What to produce:
List each line of the data that holds the word "bought".

Data to use:

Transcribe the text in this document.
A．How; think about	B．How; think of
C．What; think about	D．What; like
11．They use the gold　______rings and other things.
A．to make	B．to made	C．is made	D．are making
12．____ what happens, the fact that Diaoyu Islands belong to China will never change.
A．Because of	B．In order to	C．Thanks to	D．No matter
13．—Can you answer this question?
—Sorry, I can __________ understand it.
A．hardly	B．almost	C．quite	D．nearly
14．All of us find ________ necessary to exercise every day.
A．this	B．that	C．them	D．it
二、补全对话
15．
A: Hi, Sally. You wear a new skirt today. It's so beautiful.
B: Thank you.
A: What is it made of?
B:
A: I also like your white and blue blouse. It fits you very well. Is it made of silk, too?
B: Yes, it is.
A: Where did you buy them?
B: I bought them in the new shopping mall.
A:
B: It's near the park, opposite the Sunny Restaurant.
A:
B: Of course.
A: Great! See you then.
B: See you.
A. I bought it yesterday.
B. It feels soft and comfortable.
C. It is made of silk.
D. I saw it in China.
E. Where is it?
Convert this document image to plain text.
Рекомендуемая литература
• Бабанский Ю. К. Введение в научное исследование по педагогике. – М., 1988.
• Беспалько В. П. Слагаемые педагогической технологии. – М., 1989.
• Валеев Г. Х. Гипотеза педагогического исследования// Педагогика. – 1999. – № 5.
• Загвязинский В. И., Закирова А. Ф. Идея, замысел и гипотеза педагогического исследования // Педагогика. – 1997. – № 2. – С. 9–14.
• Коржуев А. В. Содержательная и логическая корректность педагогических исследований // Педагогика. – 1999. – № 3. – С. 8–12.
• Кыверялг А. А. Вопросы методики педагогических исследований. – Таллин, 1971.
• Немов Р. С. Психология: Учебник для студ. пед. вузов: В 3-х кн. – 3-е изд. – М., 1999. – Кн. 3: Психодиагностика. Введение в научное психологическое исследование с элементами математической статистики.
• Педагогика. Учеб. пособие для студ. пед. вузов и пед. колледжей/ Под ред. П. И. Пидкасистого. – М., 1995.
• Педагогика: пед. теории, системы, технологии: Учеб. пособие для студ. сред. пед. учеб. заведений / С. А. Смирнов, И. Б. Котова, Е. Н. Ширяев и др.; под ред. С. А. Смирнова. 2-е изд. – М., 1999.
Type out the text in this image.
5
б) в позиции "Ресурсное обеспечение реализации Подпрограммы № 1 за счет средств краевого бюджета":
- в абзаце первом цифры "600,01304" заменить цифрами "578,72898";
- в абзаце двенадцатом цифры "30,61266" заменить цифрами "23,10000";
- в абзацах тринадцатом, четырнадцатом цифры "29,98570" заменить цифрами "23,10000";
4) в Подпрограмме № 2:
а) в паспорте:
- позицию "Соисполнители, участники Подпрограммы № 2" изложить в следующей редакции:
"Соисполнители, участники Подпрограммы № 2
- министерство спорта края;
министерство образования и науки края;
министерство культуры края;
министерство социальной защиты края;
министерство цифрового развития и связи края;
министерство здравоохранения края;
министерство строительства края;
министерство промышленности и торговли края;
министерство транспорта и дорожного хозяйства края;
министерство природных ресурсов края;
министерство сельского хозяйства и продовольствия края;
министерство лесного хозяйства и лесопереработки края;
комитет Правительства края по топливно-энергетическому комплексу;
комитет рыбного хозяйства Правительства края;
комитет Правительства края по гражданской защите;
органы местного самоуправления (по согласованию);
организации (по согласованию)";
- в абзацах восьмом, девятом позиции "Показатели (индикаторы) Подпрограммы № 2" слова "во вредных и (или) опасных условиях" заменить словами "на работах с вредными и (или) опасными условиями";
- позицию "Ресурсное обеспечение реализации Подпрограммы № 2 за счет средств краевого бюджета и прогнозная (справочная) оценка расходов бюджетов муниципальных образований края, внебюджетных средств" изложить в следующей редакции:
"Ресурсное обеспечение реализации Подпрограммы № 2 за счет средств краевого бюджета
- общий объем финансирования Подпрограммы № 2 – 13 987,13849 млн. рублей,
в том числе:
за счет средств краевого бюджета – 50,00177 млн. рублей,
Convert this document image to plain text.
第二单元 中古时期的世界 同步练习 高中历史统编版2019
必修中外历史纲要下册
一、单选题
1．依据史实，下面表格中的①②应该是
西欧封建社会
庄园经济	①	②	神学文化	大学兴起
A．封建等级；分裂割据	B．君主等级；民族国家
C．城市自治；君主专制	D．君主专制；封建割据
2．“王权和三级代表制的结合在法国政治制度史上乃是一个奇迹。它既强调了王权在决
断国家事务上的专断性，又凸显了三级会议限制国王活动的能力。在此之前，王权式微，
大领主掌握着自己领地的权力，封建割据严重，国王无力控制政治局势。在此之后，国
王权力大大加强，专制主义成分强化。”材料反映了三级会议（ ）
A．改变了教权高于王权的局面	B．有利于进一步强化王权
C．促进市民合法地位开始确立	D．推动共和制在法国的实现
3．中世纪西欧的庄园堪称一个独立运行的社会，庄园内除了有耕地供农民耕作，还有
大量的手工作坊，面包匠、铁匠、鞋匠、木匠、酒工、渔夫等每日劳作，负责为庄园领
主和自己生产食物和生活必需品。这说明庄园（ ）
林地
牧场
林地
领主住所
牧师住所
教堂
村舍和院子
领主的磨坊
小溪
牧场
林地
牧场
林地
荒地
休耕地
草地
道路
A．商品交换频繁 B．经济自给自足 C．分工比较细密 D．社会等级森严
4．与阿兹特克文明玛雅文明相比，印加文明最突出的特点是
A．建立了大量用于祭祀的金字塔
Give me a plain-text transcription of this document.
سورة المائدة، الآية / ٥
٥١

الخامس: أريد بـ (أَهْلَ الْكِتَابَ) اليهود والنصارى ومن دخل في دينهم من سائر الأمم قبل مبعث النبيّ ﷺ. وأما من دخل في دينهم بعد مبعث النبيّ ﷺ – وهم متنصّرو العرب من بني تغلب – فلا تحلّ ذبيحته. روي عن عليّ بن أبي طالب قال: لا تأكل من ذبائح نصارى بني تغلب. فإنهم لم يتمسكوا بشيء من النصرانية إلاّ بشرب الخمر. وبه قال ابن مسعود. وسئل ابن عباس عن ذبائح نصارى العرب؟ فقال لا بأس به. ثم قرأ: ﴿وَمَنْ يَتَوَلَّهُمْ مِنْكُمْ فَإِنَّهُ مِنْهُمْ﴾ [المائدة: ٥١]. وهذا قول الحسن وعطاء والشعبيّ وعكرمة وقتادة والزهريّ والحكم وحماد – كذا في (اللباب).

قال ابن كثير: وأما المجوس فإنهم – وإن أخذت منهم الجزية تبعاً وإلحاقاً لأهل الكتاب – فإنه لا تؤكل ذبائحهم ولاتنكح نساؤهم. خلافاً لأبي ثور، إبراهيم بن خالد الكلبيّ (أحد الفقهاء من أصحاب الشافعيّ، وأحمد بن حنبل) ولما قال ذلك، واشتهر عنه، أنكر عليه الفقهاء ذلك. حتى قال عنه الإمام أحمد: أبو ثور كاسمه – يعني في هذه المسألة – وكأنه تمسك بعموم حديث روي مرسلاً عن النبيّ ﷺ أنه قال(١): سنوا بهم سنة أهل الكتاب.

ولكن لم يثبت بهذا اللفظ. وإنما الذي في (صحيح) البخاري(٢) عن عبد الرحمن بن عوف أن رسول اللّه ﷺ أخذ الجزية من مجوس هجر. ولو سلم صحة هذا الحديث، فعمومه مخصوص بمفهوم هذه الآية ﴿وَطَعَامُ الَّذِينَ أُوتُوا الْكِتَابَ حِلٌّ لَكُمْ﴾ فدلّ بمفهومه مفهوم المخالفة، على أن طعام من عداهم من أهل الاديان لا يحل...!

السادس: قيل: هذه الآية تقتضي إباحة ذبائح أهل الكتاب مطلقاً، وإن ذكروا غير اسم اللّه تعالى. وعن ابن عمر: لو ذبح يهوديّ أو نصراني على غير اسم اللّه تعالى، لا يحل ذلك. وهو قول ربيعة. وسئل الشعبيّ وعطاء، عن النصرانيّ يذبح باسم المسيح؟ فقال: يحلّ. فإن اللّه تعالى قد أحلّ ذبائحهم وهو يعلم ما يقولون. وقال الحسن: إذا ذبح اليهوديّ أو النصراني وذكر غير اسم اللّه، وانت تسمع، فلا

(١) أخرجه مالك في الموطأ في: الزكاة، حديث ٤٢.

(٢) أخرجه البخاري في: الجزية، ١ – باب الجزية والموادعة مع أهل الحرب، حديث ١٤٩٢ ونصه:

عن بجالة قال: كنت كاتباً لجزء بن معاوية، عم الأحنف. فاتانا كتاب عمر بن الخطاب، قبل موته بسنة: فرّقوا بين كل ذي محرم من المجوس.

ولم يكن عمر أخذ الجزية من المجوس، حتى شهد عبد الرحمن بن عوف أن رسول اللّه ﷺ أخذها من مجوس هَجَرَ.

Response:
B: I bought them in the new shopping mall.
A. I bought it yesterday.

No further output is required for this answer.